» Written instruction
Records follow. Select each line holding "title".

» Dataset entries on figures
--------------------

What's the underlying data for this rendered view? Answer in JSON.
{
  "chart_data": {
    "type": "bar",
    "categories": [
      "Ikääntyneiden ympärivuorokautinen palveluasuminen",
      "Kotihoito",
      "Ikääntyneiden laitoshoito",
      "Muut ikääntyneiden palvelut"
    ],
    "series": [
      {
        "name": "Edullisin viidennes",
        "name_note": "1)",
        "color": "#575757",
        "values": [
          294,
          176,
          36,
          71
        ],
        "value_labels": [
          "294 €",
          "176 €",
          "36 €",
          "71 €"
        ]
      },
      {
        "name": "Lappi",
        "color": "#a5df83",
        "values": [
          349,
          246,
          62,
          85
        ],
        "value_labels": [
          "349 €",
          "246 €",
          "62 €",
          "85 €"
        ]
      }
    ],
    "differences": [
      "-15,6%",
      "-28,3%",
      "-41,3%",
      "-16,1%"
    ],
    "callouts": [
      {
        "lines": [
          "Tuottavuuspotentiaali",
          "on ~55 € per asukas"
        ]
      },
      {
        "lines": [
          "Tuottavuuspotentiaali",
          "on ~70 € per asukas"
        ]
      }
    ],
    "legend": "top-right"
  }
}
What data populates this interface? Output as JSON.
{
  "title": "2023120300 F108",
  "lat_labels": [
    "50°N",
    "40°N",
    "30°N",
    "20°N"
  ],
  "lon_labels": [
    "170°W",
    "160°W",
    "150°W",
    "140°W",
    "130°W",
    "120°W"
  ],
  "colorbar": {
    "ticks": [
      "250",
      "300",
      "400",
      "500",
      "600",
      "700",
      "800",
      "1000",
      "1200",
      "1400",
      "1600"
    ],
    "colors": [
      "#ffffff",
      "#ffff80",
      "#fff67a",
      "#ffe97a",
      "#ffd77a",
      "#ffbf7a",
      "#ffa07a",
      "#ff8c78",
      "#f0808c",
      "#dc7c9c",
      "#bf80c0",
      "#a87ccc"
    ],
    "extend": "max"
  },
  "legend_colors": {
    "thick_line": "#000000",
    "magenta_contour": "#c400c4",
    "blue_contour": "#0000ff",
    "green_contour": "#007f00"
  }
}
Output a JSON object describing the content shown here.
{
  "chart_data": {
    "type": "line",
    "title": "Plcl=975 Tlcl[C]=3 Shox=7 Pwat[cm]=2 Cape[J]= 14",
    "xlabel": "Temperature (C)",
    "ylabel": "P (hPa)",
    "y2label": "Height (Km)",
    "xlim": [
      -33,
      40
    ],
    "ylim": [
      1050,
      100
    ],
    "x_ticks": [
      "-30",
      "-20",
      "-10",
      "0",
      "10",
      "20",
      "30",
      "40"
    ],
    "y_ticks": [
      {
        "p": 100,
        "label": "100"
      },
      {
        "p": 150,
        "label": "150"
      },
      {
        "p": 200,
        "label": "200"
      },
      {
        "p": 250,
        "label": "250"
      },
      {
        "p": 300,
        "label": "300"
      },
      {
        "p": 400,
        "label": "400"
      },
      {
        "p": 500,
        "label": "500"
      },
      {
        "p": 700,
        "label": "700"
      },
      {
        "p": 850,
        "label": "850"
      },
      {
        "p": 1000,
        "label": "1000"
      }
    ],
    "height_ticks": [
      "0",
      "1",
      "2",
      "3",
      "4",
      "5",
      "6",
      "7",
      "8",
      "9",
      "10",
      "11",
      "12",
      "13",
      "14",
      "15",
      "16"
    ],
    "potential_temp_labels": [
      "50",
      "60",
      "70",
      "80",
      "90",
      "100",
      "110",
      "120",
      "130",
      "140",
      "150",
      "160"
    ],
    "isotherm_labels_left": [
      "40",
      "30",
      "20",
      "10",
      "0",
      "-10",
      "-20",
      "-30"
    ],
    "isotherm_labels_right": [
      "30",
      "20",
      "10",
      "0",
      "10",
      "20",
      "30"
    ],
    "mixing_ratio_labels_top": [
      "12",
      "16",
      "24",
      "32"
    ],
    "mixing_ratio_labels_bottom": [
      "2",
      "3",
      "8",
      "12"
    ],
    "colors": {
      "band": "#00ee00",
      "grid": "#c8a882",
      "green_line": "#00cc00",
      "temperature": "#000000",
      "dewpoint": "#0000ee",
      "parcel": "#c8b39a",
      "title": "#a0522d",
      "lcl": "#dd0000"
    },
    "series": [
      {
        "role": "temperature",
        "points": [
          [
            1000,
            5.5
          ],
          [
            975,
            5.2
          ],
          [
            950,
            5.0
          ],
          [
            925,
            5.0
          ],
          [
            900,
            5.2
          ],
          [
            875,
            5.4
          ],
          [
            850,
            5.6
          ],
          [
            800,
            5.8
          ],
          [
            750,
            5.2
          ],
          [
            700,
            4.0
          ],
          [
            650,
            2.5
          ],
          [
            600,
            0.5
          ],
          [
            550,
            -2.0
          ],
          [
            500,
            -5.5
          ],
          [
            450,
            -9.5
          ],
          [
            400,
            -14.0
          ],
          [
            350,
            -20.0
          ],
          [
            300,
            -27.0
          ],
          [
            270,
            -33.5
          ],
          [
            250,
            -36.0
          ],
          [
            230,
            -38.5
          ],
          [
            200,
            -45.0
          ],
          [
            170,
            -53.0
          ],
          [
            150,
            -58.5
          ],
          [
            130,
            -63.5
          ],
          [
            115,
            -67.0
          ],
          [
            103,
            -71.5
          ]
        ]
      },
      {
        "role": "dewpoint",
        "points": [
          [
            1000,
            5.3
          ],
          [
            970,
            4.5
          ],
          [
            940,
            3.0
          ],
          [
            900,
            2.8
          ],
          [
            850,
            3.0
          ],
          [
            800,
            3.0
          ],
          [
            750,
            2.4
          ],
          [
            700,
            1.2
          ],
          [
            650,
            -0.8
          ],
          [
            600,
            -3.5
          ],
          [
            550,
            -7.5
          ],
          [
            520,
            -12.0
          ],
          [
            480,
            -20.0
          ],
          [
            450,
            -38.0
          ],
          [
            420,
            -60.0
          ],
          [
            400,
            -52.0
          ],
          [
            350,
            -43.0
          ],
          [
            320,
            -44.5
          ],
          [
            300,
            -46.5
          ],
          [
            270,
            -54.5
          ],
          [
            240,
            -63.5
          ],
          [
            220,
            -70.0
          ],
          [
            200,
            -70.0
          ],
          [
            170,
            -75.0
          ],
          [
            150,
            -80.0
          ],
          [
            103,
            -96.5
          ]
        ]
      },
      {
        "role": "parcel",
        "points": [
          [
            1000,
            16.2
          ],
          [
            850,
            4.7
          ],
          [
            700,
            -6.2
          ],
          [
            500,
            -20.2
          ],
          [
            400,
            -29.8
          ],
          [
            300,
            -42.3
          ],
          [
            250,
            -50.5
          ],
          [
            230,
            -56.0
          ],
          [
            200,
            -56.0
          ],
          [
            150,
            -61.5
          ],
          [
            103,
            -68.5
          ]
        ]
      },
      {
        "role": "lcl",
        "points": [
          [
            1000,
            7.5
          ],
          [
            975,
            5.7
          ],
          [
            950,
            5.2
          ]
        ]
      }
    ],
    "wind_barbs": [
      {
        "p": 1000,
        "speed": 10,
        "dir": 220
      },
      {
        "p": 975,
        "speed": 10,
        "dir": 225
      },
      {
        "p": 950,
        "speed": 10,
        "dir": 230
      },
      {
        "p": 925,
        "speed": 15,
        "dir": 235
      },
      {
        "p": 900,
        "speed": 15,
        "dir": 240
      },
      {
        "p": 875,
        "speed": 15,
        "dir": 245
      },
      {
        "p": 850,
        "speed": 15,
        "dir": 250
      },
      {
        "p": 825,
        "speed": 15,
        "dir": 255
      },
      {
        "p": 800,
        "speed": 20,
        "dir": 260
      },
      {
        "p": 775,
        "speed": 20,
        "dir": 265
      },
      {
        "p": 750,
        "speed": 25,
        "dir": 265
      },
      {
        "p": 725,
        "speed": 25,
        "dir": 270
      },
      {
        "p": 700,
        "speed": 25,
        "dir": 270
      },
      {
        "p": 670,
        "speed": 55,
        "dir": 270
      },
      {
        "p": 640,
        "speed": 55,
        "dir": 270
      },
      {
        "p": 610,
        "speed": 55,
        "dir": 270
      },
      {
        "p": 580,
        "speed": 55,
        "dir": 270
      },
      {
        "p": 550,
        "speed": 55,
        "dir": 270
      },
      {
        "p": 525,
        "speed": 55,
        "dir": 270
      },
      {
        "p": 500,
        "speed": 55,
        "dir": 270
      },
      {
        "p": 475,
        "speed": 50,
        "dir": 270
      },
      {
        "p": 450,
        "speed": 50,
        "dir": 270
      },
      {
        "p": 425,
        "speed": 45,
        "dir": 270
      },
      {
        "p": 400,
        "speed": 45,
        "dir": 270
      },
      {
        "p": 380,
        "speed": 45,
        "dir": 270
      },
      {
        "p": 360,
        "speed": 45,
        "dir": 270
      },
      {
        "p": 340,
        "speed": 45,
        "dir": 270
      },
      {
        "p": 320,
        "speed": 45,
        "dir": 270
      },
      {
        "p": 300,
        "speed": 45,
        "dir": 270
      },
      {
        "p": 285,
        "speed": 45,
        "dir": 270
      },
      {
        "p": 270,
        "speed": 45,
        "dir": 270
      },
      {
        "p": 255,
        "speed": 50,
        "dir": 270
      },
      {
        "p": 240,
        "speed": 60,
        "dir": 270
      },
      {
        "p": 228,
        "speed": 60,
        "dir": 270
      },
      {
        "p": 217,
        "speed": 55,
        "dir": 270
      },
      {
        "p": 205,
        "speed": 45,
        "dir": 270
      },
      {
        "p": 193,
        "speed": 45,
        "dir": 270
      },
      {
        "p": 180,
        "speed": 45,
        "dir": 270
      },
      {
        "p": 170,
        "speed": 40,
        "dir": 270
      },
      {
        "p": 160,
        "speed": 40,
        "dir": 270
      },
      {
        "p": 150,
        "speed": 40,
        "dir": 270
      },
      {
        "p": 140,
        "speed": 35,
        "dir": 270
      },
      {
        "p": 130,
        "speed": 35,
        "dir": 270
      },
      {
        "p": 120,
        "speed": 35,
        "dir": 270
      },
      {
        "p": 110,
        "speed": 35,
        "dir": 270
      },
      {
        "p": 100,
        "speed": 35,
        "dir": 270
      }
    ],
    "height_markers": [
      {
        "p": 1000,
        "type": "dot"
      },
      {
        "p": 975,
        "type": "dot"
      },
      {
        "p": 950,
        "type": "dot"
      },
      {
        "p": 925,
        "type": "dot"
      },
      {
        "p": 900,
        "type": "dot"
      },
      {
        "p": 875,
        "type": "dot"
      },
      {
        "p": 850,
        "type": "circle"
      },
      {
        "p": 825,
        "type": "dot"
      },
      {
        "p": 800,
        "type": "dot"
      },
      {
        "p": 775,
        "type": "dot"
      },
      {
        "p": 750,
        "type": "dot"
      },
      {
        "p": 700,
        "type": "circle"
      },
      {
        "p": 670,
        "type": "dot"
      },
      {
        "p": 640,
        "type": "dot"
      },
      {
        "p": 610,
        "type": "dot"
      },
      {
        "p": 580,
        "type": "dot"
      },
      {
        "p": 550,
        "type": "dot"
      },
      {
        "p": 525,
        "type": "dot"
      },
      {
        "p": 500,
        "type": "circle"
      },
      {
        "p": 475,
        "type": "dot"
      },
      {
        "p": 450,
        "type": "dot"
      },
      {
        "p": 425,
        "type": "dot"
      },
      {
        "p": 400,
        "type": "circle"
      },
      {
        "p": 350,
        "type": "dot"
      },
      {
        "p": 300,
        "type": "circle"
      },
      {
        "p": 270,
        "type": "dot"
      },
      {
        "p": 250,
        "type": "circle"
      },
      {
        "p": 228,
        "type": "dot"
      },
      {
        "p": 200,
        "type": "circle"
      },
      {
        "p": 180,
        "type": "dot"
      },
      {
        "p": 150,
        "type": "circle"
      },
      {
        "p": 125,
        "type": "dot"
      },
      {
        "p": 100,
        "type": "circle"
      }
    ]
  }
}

--------------------

» Response to the exercise
  "title": "2023120300 F108",
    "title": "Plcl=975 Tlcl[C]=3 Shox=7 Pwat[cm]=2 Cape[J]= 14",
      "title": "#a0522d",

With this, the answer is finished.